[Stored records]
>>>

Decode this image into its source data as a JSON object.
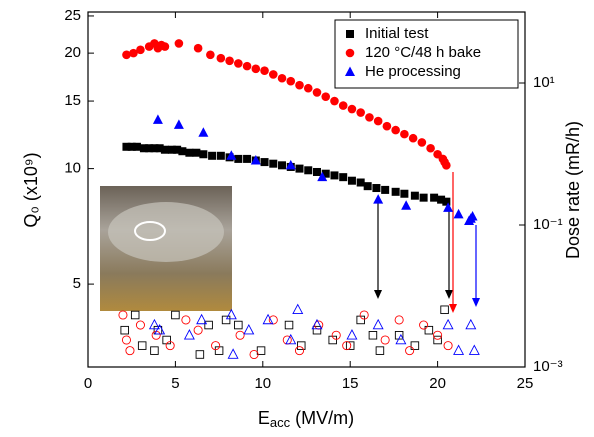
{
  "chart_data": {
    "type": "scatter",
    "xlabel": [
      "E",
      "acc",
      " (MV/m)"
    ],
    "ylabel": "Q₀ (x10⁹)",
    "y2label": "Dose rate (mR/h)",
    "xlim": [
      0,
      25
    ],
    "xticks": [
      0,
      5,
      10,
      15,
      20,
      25
    ],
    "ylim": [
      3.04,
      25.6
    ],
    "yticks": [
      5,
      10,
      15,
      20,
      25
    ],
    "ylog": true,
    "y2lim": [
      0.001,
      100
    ],
    "y2log": true,
    "y2ticks": [
      {
        "value": 0.001,
        "label": "10⁻³"
      },
      {
        "value": 0.1,
        "label": "10⁻¹"
      },
      {
        "value": 10,
        "label": "10¹"
      }
    ],
    "legend": "top-right",
    "series": [
      {
        "name": "Initial test",
        "color": "#000000",
        "marker": "square",
        "filled": true,
        "x": [
          2.2,
          2.5,
          2.8,
          3.2,
          3.5,
          3.8,
          4.1,
          4.4,
          4.8,
          5.1,
          5.4,
          5.8,
          6.2,
          6.6,
          7.1,
          7.6,
          8.1,
          8.6,
          9.1,
          9.6,
          10.1,
          10.6,
          11.1,
          11.6,
          12.1,
          12.6,
          13.1,
          13.6,
          14.1,
          14.6,
          15.1,
          15.6,
          16.0,
          16.5,
          17.0,
          17.6,
          18.1,
          18.7,
          19.2,
          19.8,
          20.2,
          20.5
        ],
        "values": [
          11.4,
          11.4,
          11.4,
          11.3,
          11.3,
          11.3,
          11.3,
          11.2,
          11.2,
          11.2,
          11.1,
          11.0,
          11.0,
          10.9,
          10.8,
          10.8,
          10.7,
          10.6,
          10.6,
          10.5,
          10.4,
          10.3,
          10.2,
          10.1,
          10.0,
          9.9,
          9.8,
          9.7,
          9.6,
          9.5,
          9.3,
          9.2,
          9.0,
          8.9,
          8.8,
          8.7,
          8.6,
          8.5,
          8.4,
          8.4,
          8.3,
          8.2
        ]
      },
      {
        "name": "120 °C/48 h bake",
        "color": "#ff0000",
        "marker": "circle",
        "filled": true,
        "x": [
          2.2,
          2.6,
          3.0,
          3.5,
          3.8,
          4.0,
          4.2,
          4.4,
          5.2,
          6.3,
          7.0,
          7.6,
          8.1,
          8.6,
          9.1,
          9.6,
          10.1,
          10.6,
          11.1,
          11.6,
          12.1,
          12.6,
          13.1,
          13.6,
          14.1,
          14.6,
          15.1,
          15.6,
          16.1,
          16.6,
          17.1,
          17.6,
          18.1,
          18.6,
          19.1,
          19.6,
          20.0,
          20.3,
          20.4,
          20.5
        ],
        "values": [
          19.8,
          20.0,
          20.4,
          20.8,
          21.2,
          20.6,
          21.0,
          20.8,
          21.2,
          20.6,
          19.8,
          19.4,
          19.1,
          18.8,
          18.5,
          18.2,
          18.0,
          17.6,
          17.2,
          16.9,
          16.5,
          16.2,
          15.8,
          15.4,
          15.0,
          14.6,
          14.3,
          14.0,
          13.6,
          13.3,
          12.9,
          12.6,
          12.3,
          12.0,
          11.7,
          11.3,
          10.9,
          10.6,
          10.4,
          10.2
        ]
      },
      {
        "name": "He processing",
        "color": "#0000ff",
        "marker": "triangle",
        "filled": true,
        "x": [
          4.0,
          5.2,
          6.6,
          8.2,
          9.6,
          11.6,
          13.4,
          16.6,
          18.2,
          20.6,
          21.2,
          21.8,
          21.9,
          22.0
        ],
        "values": [
          13.4,
          13.0,
          12.4,
          10.8,
          10.5,
          10.2,
          9.5,
          8.3,
          8.0,
          7.9,
          7.6,
          7.3,
          7.4,
          7.5
        ]
      },
      {
        "color": "#000000",
        "marker": "square",
        "filled": false,
        "axis": "y2",
        "x": [
          2.1,
          2.7,
          3.1,
          3.8,
          4.0,
          4.5,
          5.0,
          6.4,
          6.9,
          7.5,
          7.9,
          8.6,
          9.9,
          11.5,
          12.2,
          13.1,
          14.0,
          15.0,
          15.6,
          16.3,
          16.7,
          17.8,
          18.7,
          19.5,
          20.0,
          20.4
        ],
        "values": [
          0.0033,
          0.0054,
          0.002,
          0.0017,
          0.0033,
          0.0024,
          0.0054,
          0.0015,
          0.0039,
          0.0017,
          0.0046,
          0.0039,
          0.0017,
          0.0039,
          0.002,
          0.0033,
          0.0024,
          0.002,
          0.0046,
          0.0028,
          0.0017,
          0.0028,
          0.002,
          0.0033,
          0.0024,
          0.0064
        ]
      },
      {
        "color": "#ff0000",
        "marker": "circle",
        "filled": false,
        "axis": "y2",
        "x": [
          2.0,
          2.2,
          2.4,
          3.0,
          3.9,
          4.7,
          5.6,
          6.3,
          7.3,
          8.7,
          9.5,
          10.6,
          11.4,
          12.1,
          13.2,
          14.2,
          14.8,
          15.8,
          17.0,
          17.8,
          18.4,
          19.2,
          20.0,
          20.6
        ],
        "values": [
          0.0054,
          0.0024,
          0.0017,
          0.0039,
          0.0028,
          0.002,
          0.0046,
          0.0033,
          0.002,
          0.0028,
          0.0015,
          0.0046,
          0.0024,
          0.0017,
          0.0039,
          0.0028,
          0.002,
          0.0054,
          0.0024,
          0.0046,
          0.0017,
          0.0039,
          0.0028,
          0.002
        ]
      },
      {
        "color": "#0000ff",
        "marker": "triangle",
        "filled": false,
        "axis": "y2",
        "x": [
          3.8,
          4.1,
          5.8,
          6.5,
          8.2,
          8.3,
          9.2,
          10.3,
          11.6,
          12.0,
          13.1,
          15.1,
          16.6,
          17.9,
          20.6,
          21.2,
          21.9,
          22.1
        ],
        "values": [
          0.0039,
          0.0033,
          0.0028,
          0.0046,
          0.0054,
          0.0015,
          0.0033,
          0.0046,
          0.0024,
          0.0064,
          0.0039,
          0.0028,
          0.0039,
          0.0024,
          0.0039,
          0.0017,
          0.0039,
          0.0017
        ]
      }
    ]
  }
}
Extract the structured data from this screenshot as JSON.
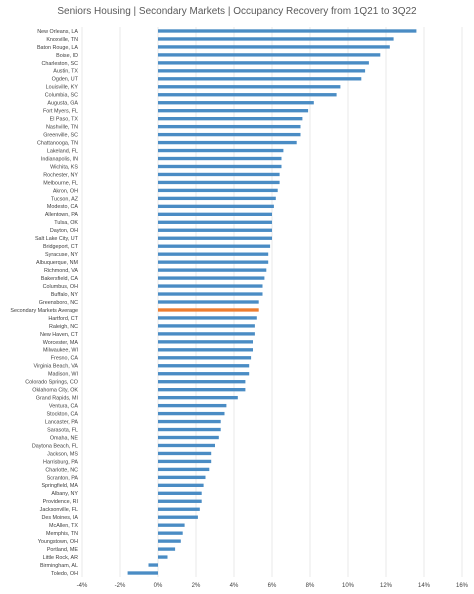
{
  "chart_data": {
    "type": "bar",
    "orientation": "horizontal",
    "title": "Seniors Housing | Secondary Markets | Occupancy Recovery from 1Q21 to 3Q22",
    "xlabel": "",
    "ylabel": "",
    "xlim": [
      -4,
      16
    ],
    "xticks": [
      -4,
      -2,
      0,
      2,
      4,
      6,
      8,
      10,
      12,
      14,
      16
    ],
    "xtick_labels": [
      "-4%",
      "-2%",
      "0%",
      "2%",
      "4%",
      "6%",
      "8%",
      "10%",
      "12%",
      "14%",
      "16%"
    ],
    "grid": true,
    "colors": {
      "bar": "#4a8cc4",
      "highlight": "#ed7d31",
      "grid": "#d9d9d9"
    },
    "highlight_category": "Secondary Markets Average",
    "categories": [
      "New Orleans, LA",
      "Knoxville, TN",
      "Baton Rouge, LA",
      "Boise, ID",
      "Charleston, SC",
      "Austin, TX",
      "Ogden, UT",
      "Louisville, KY",
      "Columbia, SC",
      "Augusta, GA",
      "Fort Myers, FL",
      "El Paso, TX",
      "Nashville, TN",
      "Greenville, SC",
      "Chattanooga, TN",
      "Lakeland, FL",
      "Indianapolis, IN",
      "Wichita, KS",
      "Rochester, NY",
      "Melbourne, FL",
      "Akron, OH",
      "Tucson, AZ",
      "Modesto, CA",
      "Allentown, PA",
      "Tulsa, OK",
      "Dayton, OH",
      "Salt Lake City, UT",
      "Bridgeport, CT",
      "Syracuse, NY",
      "Albuquerque, NM",
      "Richmond, VA",
      "Bakersfield, CA",
      "Columbus, OH",
      "Buffalo, NY",
      "Greensboro, NC",
      "Secondary Markets Average",
      "Hartford, CT",
      "Raleigh, NC",
      "New Haven, CT",
      "Worcester, MA",
      "Milwaukee, WI",
      "Fresno, CA",
      "Virginia Beach, VA",
      "Madison, WI",
      "Colorado Springs, CO",
      "Oklahoma City, OK",
      "Grand Rapids, MI",
      "Ventura, CA",
      "Stockton, CA",
      "Lancaster, PA",
      "Sarasota, FL",
      "Omaha, NE",
      "Daytona Beach, FL",
      "Jackson, MS",
      "Harrisburg, PA",
      "Charlotte, NC",
      "Scranton, PA",
      "Springfield, MA",
      "Albany, NY",
      "Providence, RI",
      "Jacksonville, FL",
      "Des Moines, IA",
      "McAllen, TX",
      "Memphis, TN",
      "Youngstown, OH",
      "Portland, ME",
      "Little Rock, AR",
      "Birmingham, AL",
      "Toledo, OH"
    ],
    "values": [
      13.6,
      12.4,
      12.2,
      11.7,
      11.1,
      10.9,
      10.7,
      9.6,
      9.4,
      8.2,
      7.9,
      7.6,
      7.5,
      7.5,
      7.3,
      6.6,
      6.5,
      6.5,
      6.4,
      6.4,
      6.3,
      6.2,
      6.1,
      6.0,
      6.0,
      6.0,
      6.0,
      5.9,
      5.8,
      5.8,
      5.7,
      5.6,
      5.5,
      5.5,
      5.3,
      5.3,
      5.2,
      5.1,
      5.1,
      5.0,
      5.0,
      4.9,
      4.8,
      4.8,
      4.6,
      4.6,
      4.2,
      3.6,
      3.5,
      3.3,
      3.3,
      3.2,
      3.0,
      2.8,
      2.8,
      2.7,
      2.5,
      2.4,
      2.3,
      2.3,
      2.2,
      2.1,
      1.4,
      1.3,
      1.2,
      0.9,
      0.5,
      -0.5,
      -1.6
    ]
  }
}
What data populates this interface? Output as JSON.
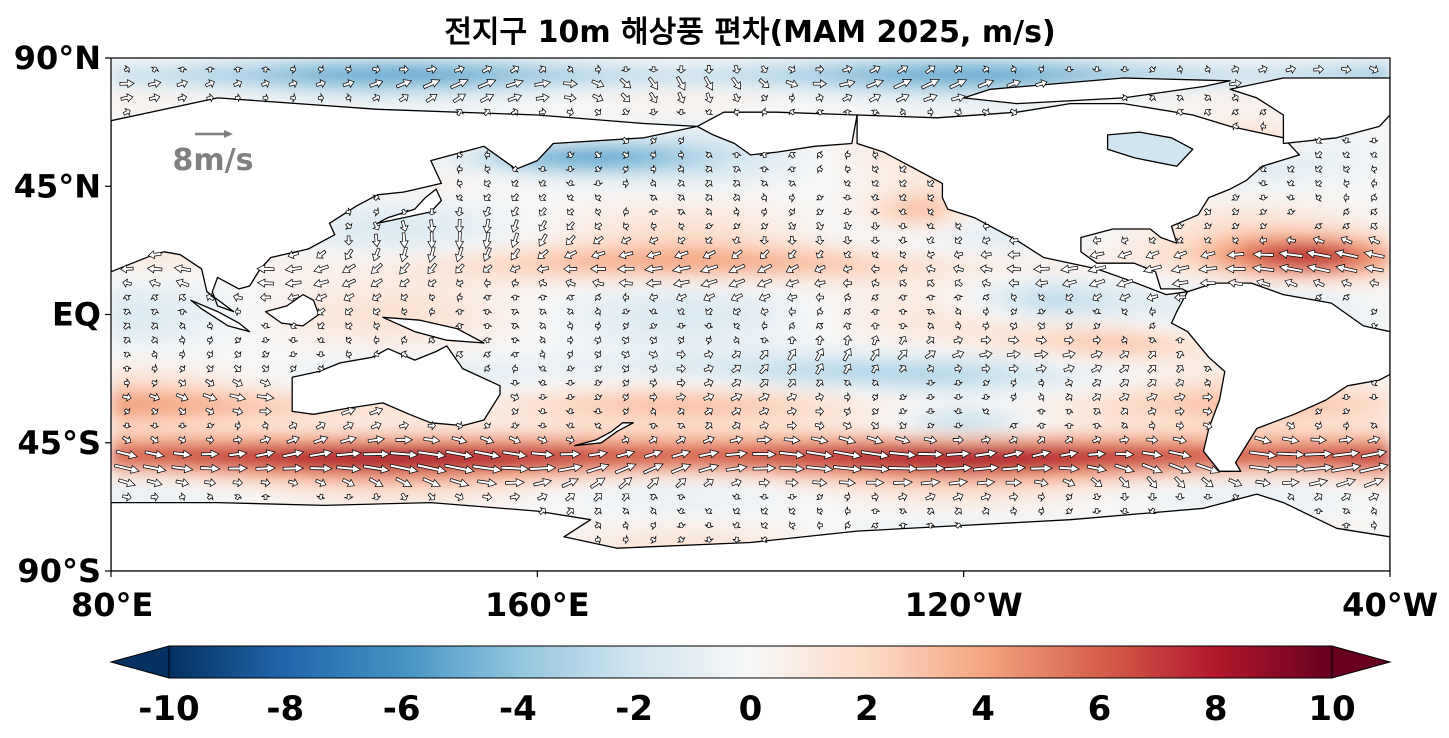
{
  "title": "전지구 10m 해상풍 편차(MAM 2025, m/s)",
  "map": {
    "lat_ticks": [
      "90°N",
      "45°N",
      "EQ",
      "45°S",
      "90°S"
    ],
    "lon_ticks": [
      "80°E",
      "160°E",
      "120°W",
      "40°W"
    ],
    "lon_range_deg_east": [
      80,
      320
    ],
    "lat_range": [
      -90,
      90
    ]
  },
  "reference_vector": {
    "label": "8m/s",
    "speed": 8,
    "color": "#808080"
  },
  "colorbar": {
    "ticks": [
      "-10",
      "-8",
      "-6",
      "-4",
      "-2",
      "0",
      "2",
      "4",
      "6",
      "8",
      "10"
    ],
    "range": [
      -10,
      10
    ],
    "colormap": "RdBu_r",
    "extend": "both",
    "colors": [
      "#053061",
      "#2166ac",
      "#4393c3",
      "#92c5de",
      "#d1e5f0",
      "#f7f7f7",
      "#fddbc7",
      "#f4a582",
      "#d6604d",
      "#b2182b",
      "#67001f"
    ]
  },
  "colors": {
    "land": "#ffffff",
    "coastline": "#000000",
    "arrow_fill": "#ffffff",
    "arrow_edge": "#000000"
  }
}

<<<

Task description —
For each line of the listing that holds the word "Secondary", show that line.

Solution to this exercise —
    "title": "Seniors Housing | Secondary Markets | Occupancy Recovery from 1Q21 to 3Q22",
    "highlight_category": "Secondary Markets Average",
      "Secondary Markets Average",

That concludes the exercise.